◆ AIM OF THE EXERCISE
Find every line below that contains the word "abril" and copy it out.

__________

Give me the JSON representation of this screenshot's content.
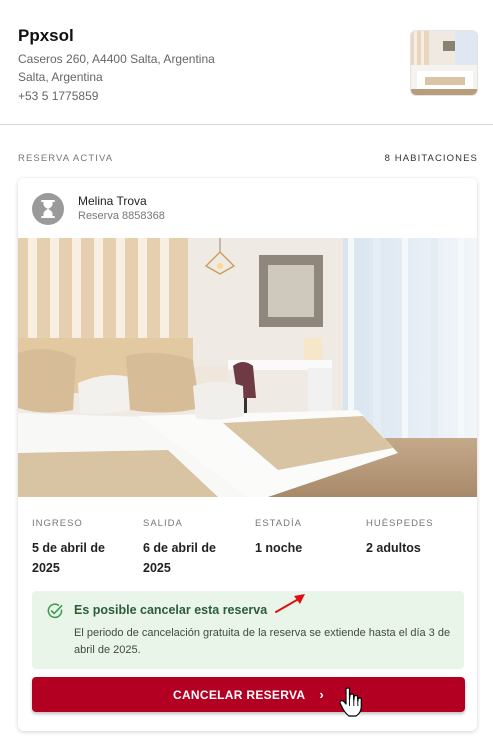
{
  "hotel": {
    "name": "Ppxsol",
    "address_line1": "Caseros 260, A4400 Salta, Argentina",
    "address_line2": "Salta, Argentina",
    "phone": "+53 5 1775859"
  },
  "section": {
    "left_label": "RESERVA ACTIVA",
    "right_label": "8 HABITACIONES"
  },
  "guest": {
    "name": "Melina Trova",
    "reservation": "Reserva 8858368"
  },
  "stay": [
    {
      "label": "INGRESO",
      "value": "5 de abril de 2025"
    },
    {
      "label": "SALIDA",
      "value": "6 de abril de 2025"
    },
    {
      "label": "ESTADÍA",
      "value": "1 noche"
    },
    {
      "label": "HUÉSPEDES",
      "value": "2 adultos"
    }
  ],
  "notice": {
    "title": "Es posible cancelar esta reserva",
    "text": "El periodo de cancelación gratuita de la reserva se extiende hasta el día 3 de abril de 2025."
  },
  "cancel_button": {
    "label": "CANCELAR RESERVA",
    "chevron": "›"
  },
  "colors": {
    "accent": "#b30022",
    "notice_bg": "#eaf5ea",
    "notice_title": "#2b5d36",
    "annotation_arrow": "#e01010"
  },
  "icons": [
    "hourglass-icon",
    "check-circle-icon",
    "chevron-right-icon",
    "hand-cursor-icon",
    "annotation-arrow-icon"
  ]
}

__________

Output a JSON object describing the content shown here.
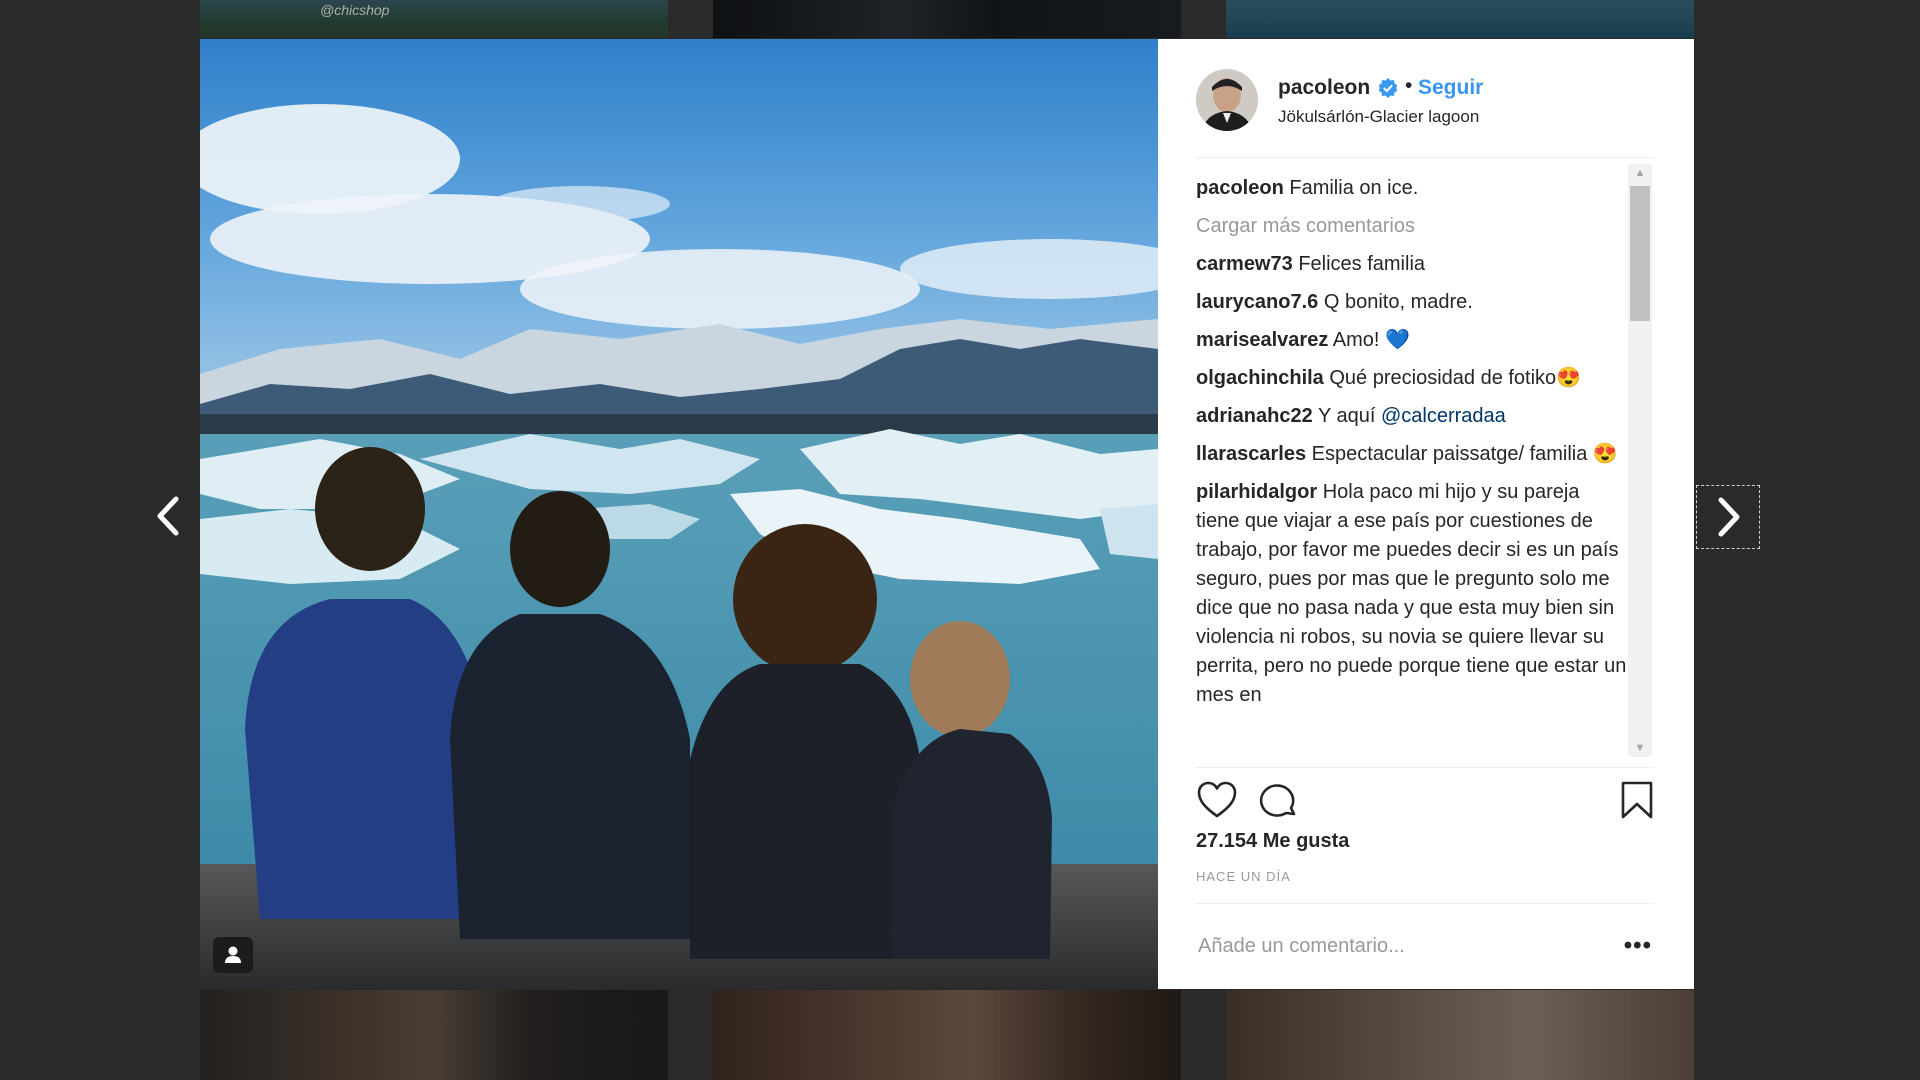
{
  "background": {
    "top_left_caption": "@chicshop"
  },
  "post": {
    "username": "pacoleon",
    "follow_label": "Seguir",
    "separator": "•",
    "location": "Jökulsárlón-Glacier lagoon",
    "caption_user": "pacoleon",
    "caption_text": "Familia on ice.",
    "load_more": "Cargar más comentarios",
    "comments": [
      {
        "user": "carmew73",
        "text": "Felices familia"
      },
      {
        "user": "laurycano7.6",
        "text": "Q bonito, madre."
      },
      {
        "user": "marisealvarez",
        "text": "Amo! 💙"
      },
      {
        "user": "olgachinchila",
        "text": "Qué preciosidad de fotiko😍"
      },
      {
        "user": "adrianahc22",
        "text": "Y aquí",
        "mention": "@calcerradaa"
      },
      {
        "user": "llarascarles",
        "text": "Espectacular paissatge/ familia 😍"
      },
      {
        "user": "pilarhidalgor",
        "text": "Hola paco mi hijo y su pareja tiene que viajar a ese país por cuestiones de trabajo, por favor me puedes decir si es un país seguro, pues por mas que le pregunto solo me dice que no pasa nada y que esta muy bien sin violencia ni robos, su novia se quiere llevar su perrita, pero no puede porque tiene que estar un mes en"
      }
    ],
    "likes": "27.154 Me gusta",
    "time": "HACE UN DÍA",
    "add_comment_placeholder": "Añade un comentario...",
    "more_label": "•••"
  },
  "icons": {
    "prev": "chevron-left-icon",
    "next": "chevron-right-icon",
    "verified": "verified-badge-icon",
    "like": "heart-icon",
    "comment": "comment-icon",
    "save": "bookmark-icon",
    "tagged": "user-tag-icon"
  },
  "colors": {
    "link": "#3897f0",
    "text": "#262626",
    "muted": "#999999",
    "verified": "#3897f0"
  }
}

__________

◆ COMPLETED EXERCISE
      "value": "5 de abril de 2025"
      "value": "6 de abril de 2025"
    "text": "El periodo de cancelación gratuita de la reserva se extiende hasta el día 3 de abril de 2025."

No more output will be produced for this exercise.